> WRITTEN REQUEST
Here are some records; return them all exactly.

> DATA SHOWN
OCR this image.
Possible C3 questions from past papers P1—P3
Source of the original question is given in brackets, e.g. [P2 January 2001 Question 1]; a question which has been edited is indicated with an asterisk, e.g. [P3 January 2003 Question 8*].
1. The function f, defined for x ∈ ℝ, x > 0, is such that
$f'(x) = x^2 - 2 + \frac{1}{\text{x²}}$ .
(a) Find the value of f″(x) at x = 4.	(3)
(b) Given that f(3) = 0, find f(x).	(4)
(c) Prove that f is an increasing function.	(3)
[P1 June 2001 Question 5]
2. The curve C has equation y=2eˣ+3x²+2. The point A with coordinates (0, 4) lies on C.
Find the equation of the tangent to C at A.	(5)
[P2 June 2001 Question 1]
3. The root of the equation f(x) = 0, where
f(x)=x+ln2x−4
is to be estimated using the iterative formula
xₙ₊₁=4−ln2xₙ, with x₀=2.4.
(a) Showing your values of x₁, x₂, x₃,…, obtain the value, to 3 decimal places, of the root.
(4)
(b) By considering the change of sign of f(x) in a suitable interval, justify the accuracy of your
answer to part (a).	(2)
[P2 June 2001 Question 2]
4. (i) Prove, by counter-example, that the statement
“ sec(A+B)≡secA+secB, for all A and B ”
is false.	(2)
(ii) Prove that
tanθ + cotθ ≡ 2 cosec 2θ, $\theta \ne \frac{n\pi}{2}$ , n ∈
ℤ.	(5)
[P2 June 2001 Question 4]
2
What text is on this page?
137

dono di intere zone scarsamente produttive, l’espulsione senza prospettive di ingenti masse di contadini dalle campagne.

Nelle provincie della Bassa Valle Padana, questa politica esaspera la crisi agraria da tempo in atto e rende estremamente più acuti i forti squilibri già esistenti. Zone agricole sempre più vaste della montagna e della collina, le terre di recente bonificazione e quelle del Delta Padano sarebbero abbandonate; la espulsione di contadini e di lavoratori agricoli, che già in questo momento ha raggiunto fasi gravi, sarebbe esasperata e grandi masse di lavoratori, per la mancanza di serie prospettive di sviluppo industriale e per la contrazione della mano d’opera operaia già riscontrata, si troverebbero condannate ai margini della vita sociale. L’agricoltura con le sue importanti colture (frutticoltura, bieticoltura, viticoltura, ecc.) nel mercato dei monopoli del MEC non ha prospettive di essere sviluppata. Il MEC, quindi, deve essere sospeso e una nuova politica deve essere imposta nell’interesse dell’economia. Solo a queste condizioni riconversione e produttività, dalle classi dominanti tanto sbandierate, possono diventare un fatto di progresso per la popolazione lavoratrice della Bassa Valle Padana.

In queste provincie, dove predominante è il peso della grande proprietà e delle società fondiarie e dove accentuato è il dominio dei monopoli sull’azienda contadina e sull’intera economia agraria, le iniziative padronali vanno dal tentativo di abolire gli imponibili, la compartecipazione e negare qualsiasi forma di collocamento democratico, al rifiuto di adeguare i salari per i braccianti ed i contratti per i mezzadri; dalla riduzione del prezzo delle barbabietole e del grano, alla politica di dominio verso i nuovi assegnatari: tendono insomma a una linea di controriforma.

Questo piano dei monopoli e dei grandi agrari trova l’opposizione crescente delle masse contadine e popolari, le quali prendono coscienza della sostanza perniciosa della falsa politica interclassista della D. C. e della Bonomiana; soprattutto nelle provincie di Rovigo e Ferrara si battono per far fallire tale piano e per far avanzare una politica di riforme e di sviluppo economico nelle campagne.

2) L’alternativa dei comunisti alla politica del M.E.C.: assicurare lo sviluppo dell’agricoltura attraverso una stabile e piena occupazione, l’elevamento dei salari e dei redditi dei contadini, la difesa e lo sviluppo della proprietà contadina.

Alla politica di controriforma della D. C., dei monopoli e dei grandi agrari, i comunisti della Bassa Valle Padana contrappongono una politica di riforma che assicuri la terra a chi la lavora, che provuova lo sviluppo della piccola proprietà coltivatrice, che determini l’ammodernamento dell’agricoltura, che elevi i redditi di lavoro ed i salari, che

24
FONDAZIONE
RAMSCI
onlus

> RESULT OF THE TASK
OCR this image.
Possible C3 questions from past papers P1—P3
Source of the original question is given in brackets, e.g. [P2 January 2001 Question 1]; a question which has been edited is indicated with an asterisk, e.g. [P3 January 2003 Question 8*].
1. The function f, defined for x ∈ ℝ, x > 0, is such that
$f'(x) = x^2 - 2 + \frac{1}{\text{x²}}$ .
(a) Find the value of f″(x) at x = 4.	(3)
(b) Given that f(3) = 0, find f(x).	(4)
(c) Prove that f is an increasing function.	(3)
[P1 June 2001 Question 5]
2. The curve C has equation y=2eˣ+3x²+2. The point A with coordinates (0, 4) lies on C.
Find the equation of the tangent to C at A.	(5)
[P2 June 2001 Question 1]
3. The root of the equation f(x) = 0, where
f(x)=x+ln2x−4
is to be estimated using the iterative formula
xₙ₊₁=4−ln2xₙ, with x₀=2.4.
(a) Showing your values of x₁, x₂, x₃,…, obtain the value, to 3 decimal places, of the root.
(4)
(b) By considering the change of sign of f(x) in a suitable interval, justify the accuracy of your
answer to part (a).	(2)
[P2 June 2001 Question 2]
4. (i) Prove, by counter-example, that the statement
“ sec(A+B)≡secA+secB, for all A and B ”
is false.	(2)
(ii) Prove that
tanθ + cotθ ≡ 2 cosec 2θ, $\theta \ne \frac{n\pi}{2}$ , n ∈
ℤ.	(5)
[P2 June 2001 Question 4]
2
What text is on this page?
137

dono di intere zone scarsamente produttive, l’espulsione senza prospettive di ingenti masse di contadini dalle campagne.

Nelle provincie della Bassa Valle Padana, questa politica esaspera la crisi agraria da tempo in atto e rende estremamente più acuti i forti squilibri già esistenti. Zone agricole sempre più vaste della montagna e della collina, le terre di recente bonificazione e quelle del Delta Padano sarebbero abbandonate; la espulsione di contadini e di lavoratori agricoli, che già in questo momento ha raggiunto fasi gravi, sarebbe esasperata e grandi masse di lavoratori, per la mancanza di serie prospettive di sviluppo industriale e per la contrazione della mano d’opera operaia già riscontrata, si troverebbero condannate ai margini della vita sociale. L’agricoltura con le sue importanti colture (frutticoltura, bieticoltura, viticoltura, ecc.) nel mercato dei monopoli del MEC non ha prospettive di essere sviluppata. Il MEC, quindi, deve essere sospeso e una nuova politica deve essere imposta nell’interesse dell’economia. Solo a queste condizioni riconversione e produttività, dalle classi dominanti tanto sbandierate, possono diventare un fatto di progresso per la popolazione lavoratrice della Bassa Valle Padana.

In queste provincie, dove predominante è il peso della grande proprietà e delle società fondiarie e dove accentuato è il dominio dei monopoli sull’azienda contadina e sull’intera economia agraria, le iniziative padronali vanno dal tentativo di abolire gli imponibili, la compartecipazione e negare qualsiasi forma di collocamento democratico, al rifiuto di adeguare i salari per i braccianti ed i contratti per i mezzadri; dalla riduzione del prezzo delle barbabietole e del grano, alla politica di dominio verso i nuovi assegnatari: tendono insomma a una linea di controriforma.

Questo piano dei monopoli e dei grandi agrari trova l’opposizione crescente delle masse contadine e popolari, le quali prendono coscienza della sostanza perniciosa della falsa politica interclassista della D. C. e della Bonomiana; soprattutto nelle provincie di Rovigo e Ferrara si battono per far fallire tale piano e per far avanzare una politica di riforme e di sviluppo economico nelle campagne.

2) L’alternativa dei comunisti alla politica del M.E.C.: assicurare lo sviluppo dell’agricoltura attraverso una stabile e piena occupazione, l’elevamento dei salari e dei redditi dei contadini, la difesa e lo sviluppo della proprietà contadina.

Alla politica di controriforma della D. C., dei monopoli e dei grandi agrari, i comunisti della Bassa Valle Padana contrappongono una politica di riforma che assicuri la terra a chi la lavora, che provuova lo sviluppo della piccola proprietà coltivatrice, che determini l’ammodernamento dell’agricoltura, che elevi i redditi di lavoro ed i salari, che

24
FONDAZIONE
RAMSCI
onlus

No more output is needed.